■ **Directions for this task**: Count lines holding the string "Manfred" in the data that follows. Reply with one number only.

· · · ·

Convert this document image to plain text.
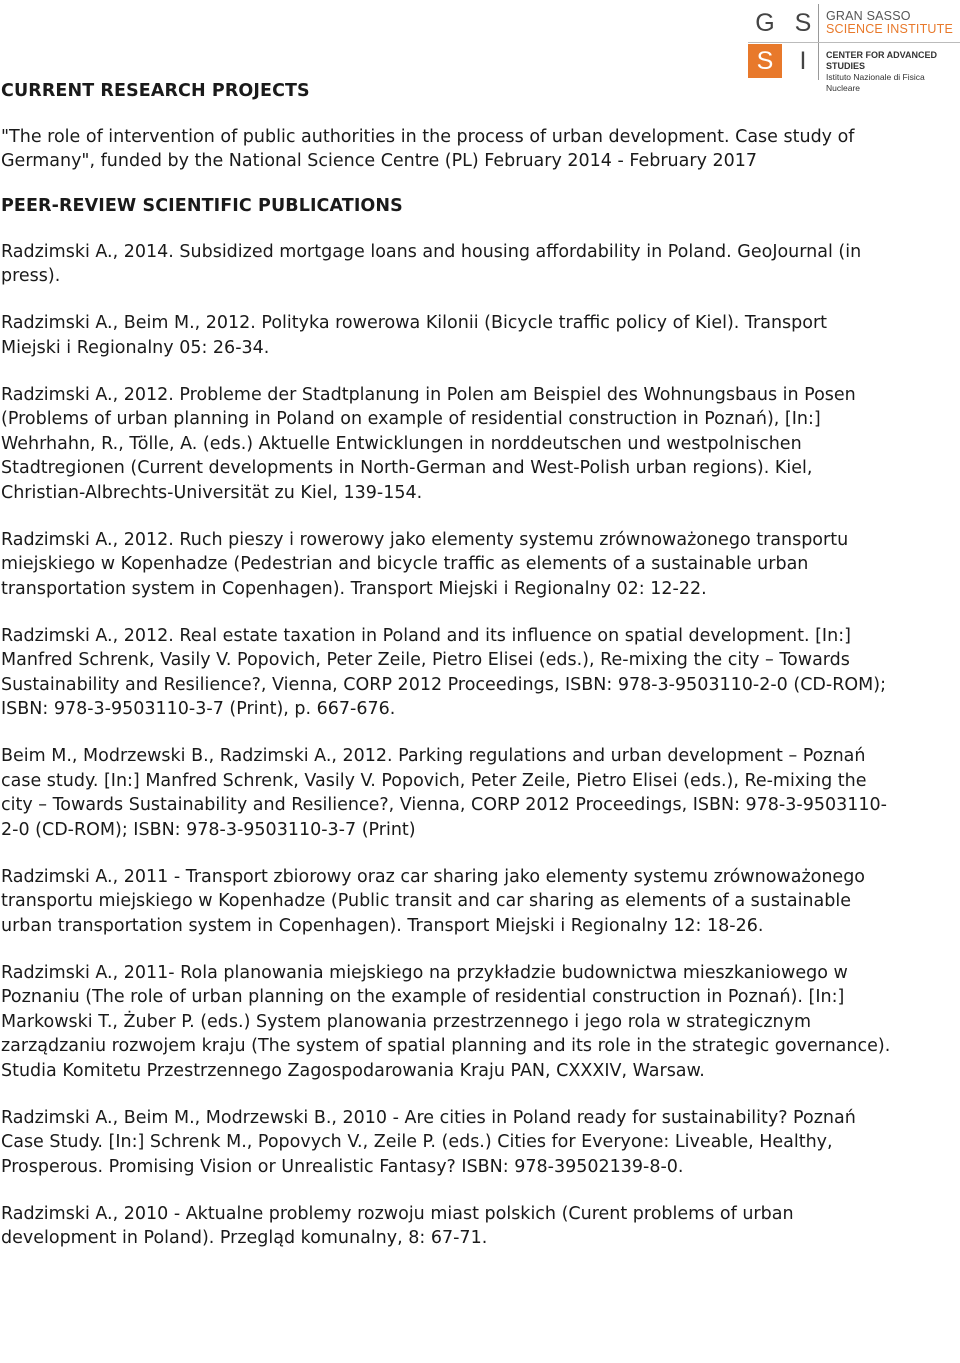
G S
S	I
GRAN SASSO
SCIENCE INSTITUTE
CENTER FOR ADVANCED STUDIES
Istituto Nazionale di Fisica Nucleare
CURRENT RESEARCH PROJECTS

"The role of intervention of public authorities in the process of urban development. Case study of Germany", funded by the National Science Centre (PL) February 2014 - February 2017

PEER-REVIEW SCIENTIFIC PUBLICATIONS

Radzimski A., 2014. Subsidized mortgage loans and housing affordability in Poland. GeoJournal (in press).

Radzimski A., Beim M., 2012. Polityka rowerowa Kilonii (Bicycle traffic policy of Kiel). Transport Miejski i Regionalny 05: 26-34.

Radzimski A., 2012. Probleme der Stadtplanung in Polen am Beispiel des Wohnungsbaus in Posen (Problems of urban planning in Poland on example of residential construction in Poznań), [In:] Wehrhahn, R., Tölle, A. (eds.) Aktuelle Entwicklungen in norddeutschen und westpolnischen Stadtregionen (Current developments in North-German and West-Polish urban regions). Kiel, Christian-Albrechts-Universität zu Kiel, 139-154.

Radzimski A., 2012. Ruch pieszy i rowerowy jako elementy systemu zrównoważonego transportu miejskiego w Kopenhadze (Pedestrian and bicycle traffic as elements of a sustainable urban transportation system in Copenhagen). Transport Miejski i Regionalny 02: 12-22.

Radzimski A., 2012. Real estate taxation in Poland and its influence on spatial development. [In:] Manfred Schrenk, Vasily V. Popovich, Peter Zeile, Pietro Elisei (eds.), Re-mixing the city – Towards Sustainability and Resilience?, Vienna, CORP 2012 Proceedings, ISBN: 978-3-9503110-2-0 (CD-ROM); ISBN: 978-3-9503110-3-7 (Print), p. 667-676.

Beim M., Modrzewski B., Radzimski A., 2012. Parking regulations and urban development – Poznań case study. [In:] Manfred Schrenk, Vasily V. Popovich, Peter Zeile, Pietro Elisei (eds.), Re-mixing the city – Towards Sustainability and Resilience?, Vienna, CORP 2012 Proceedings, ISBN: 978-3-9503110-2-0 (CD-ROM); ISBN: 978-3-9503110-3-7 (Print)

Radzimski A., 2011 - Transport zbiorowy oraz car sharing jako elementy systemu zrównoważonego transportu miejskiego w Kopenhadze (Public transit and car sharing as elements of a sustainable urban transportation system in Copenhagen). Transport Miejski i Regionalny 12: 18-26.

Radzimski A., 2011- Rola planowania miejskiego na przykładzie budownictwa mieszkaniowego w Poznaniu (The role of urban planning on the example of residential construction in Poznań). [In:] Markowski T., Żuber P. (eds.) System planowania przestrzennego i jego rola w strategicznym zarządzaniu rozwojem kraju (The system of spatial planning and its role in the strategic governance). Studia Komitetu Przestrzennego Zagospodarowania Kraju PAN, CXXXIV, Warsaw.

Radzimski A., Beim M., Modrzewski B., 2010 - Are cities in Poland ready for sustainability? Poznań Case Study. [In:] Schrenk M., Popovych V., Zeile P. (eds.) Cities for Everyone: Liveable, Healthy, Prosperous. Promising Vision or Unrealistic Fantasy? ISBN: 978-39502139-8-0.

Radzimski A., 2010 - Aktualne problemy rozwoju miast polskich (Curent problems of urban development in Poland). Przegląd komunalny, 8: 67-71.
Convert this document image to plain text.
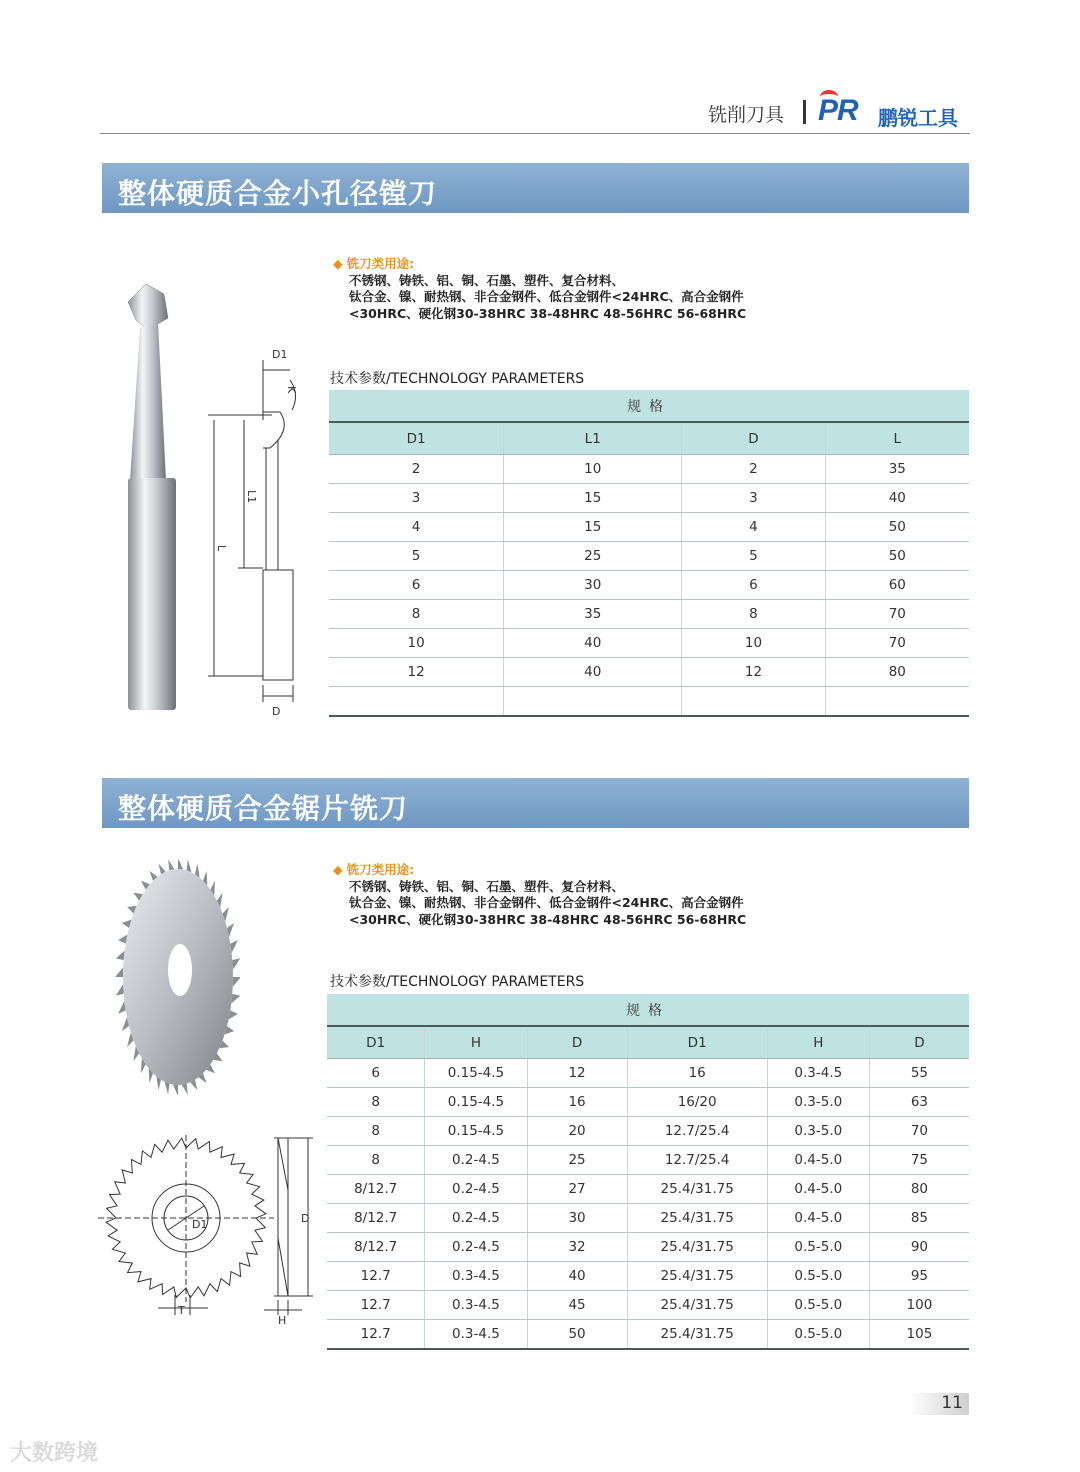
铣削刀具 PR 鹏锐工具
整体硬质合金小孔径镗刀
D1
K
L1
L
D
◆ 铣刀类用途:
不锈钢、铸铁、铝、铜、石墨、塑件、复合材料、
钛合金、镍、耐热钢、非合金钢件、低合金钢件<24HRC、高合金钢件
<30HRC、硬化钢30-38HRC 38-48HRC 48-56HRC 56-68HRC
技术参数/TECHNOLOGY PARAMETERS
规格			
D1	L1	D	L
2	10	2	35
3	15	3	40
4	15	4	50
5	25	5	50
6	30	6	60
8	35	8	70
10	40	10	70
12	40	12	80

整体硬质合金锯片铣刀
D1	D
T
H
◆ 铣刀类用途:
不锈钢、铸铁、铝、铜、石墨、塑件、复合材料、
钛合金、镍、耐热钢、非合金钢件、低合金钢件<24HRC、高合金钢件
<30HRC、硬化钢30-38HRC 38-48HRC 48-56HRC 56-68HRC
技术参数/TECHNOLOGY PARAMETERS
规格					
D1	H	D	D1	H	D
6	0.15-4.5	12	16	0.3-4.5	55
8	0.15-4.5	16	16/20	0.3-5.0	63
8	0.15-4.5	20	12.7/25.4	0.3-5.0	70
8	0.2-4.5	25	12.7/25.4	0.4-5.0	75
8/12.7	0.2-4.5	27	25.4/31.75	0.4-5.0	80
8/12.7	0.2-4.5	30	25.4/31.75	0.4-5.0	85
8/12.7	0.2-4.5	32	25.4/31.75	0.5-5.0	90
12.7	0.3-4.5	40	25.4/31.75	0.5-5.0	95
12.7	0.3-4.5	45	25.4/31.75	0.5-5.0	100
12.7	0.3-4.5	50	25.4/31.75	0.5-5.0	105
11
大数跨境
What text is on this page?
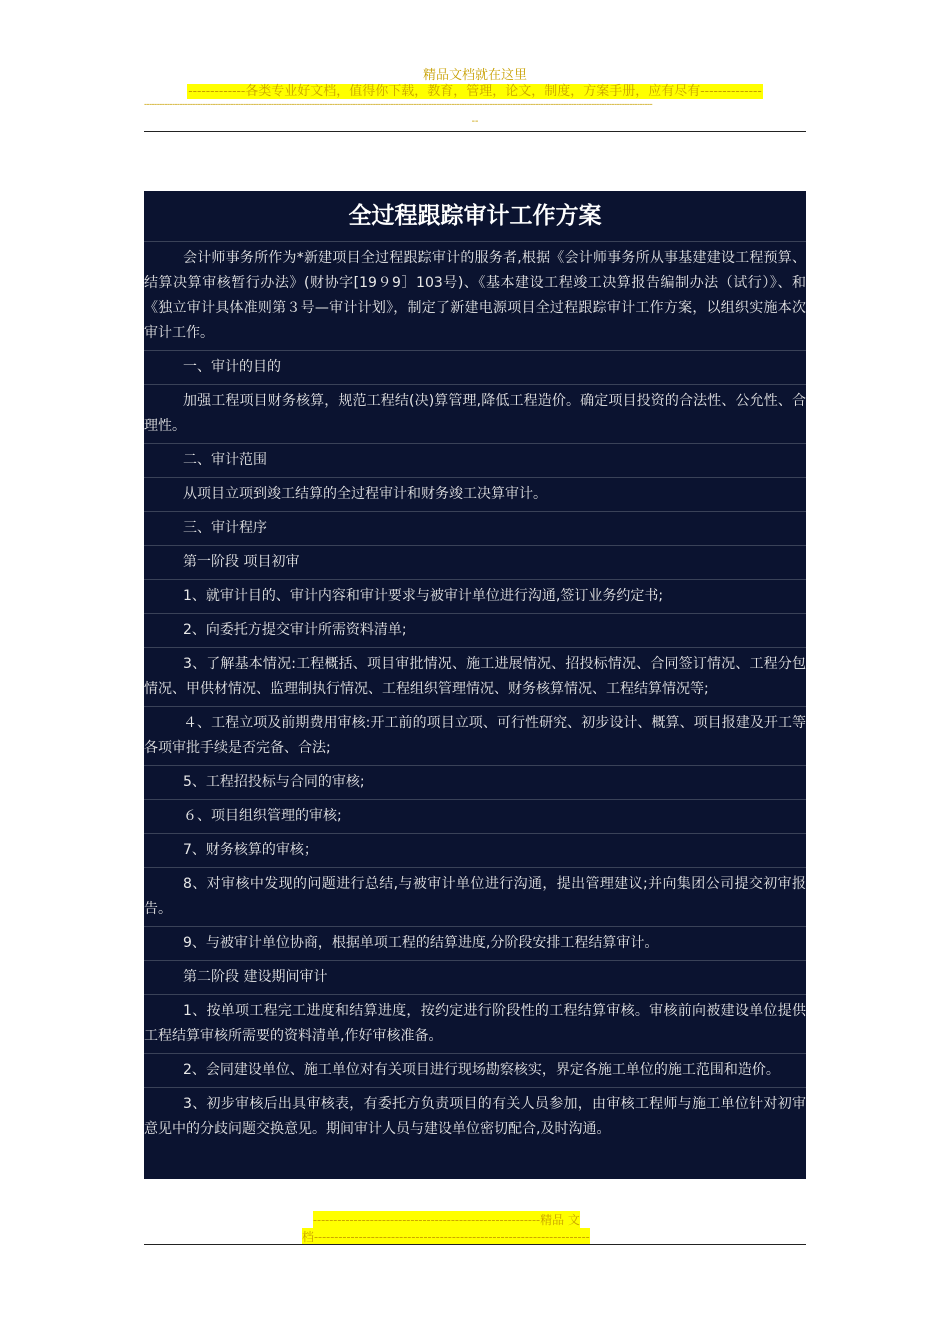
精品文档就在这里
-------------各类专业好文档，值得你下载，教育，管理，论文，制度，方案手册，应有尽有--------------
--------------------------------------------------------------------------------------------------------------------------------------------------------------------------------------------------------
--
全过程跟踪审计工作方案

会计师事务所作为*新建项目全过程跟踪审计的服务者,根据《会计师事务所从事基建建设工程预算、结算决算审核暂行办法》(财协字[19９9］103号)、《基本建设工程竣工决算报告编制办法（试行）》、和《独立审计具体准则第３号—审计计划》，制定了新建电源项目全过程跟踪审计工作方案，以组织实施本次审计工作。

一、审计的目的

加强工程项目财务核算，规范工程结(决)算管理,降低工程造价。确定项目投资的合法性、公允性、合理性。

二、审计范围

从项目立项到竣工结算的全过程审计和财务竣工决算审计。

三、审计程序

第一阶段 项目初审

1、就审计目的、审计内容和审计要求与被审计单位进行沟通,签订业务约定书;

2、向委托方提交审计所需资料清单;

3、了解基本情况:工程概括、项目审批情况、施工进展情况、招投标情况、合同签订情况、工程分包情况、甲供材情况、监理制执行情况、工程组织管理情况、财务核算情况、工程结算情况等;

４、工程立项及前期费用审核:开工前的项目立项、可行性研究、初步设计、概算、项目报建及开工等各项审批手续是否完备、合法;

5、工程招投标与合同的审核;

６、项目组织管理的审核;

7、财务核算的审核；

8、对审核中发现的问题进行总结,与被审计单位进行沟通，提出管理建议;并向集团公司提交初审报告。

9、与被审计单位协商，根据单项工程的结算进度,分阶段安排工程结算审计。

第二阶段 建设期间审计

1、按单项工程完工进度和结算进度，按约定进行阶段性的工程结算审核。审核前向被建设单位提供工程结算审核所需要的资料清单,作好审核准备。

2、会同建设单位、施工单位对有关项目进行现场勘察核实，界定各施工单位的施工范围和造价。

3、初步审核后出具审核表，有委托方负责项目的有关人员参加，由审核工程师与施工单位针对初审意见中的分歧问题交换意见。期间审计人员与建设单位密切配合,及时沟通。

--------------------------------------------------------精品 文
档--------------------------------------------------------------------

· · · ·

■ **Result for this task**: 2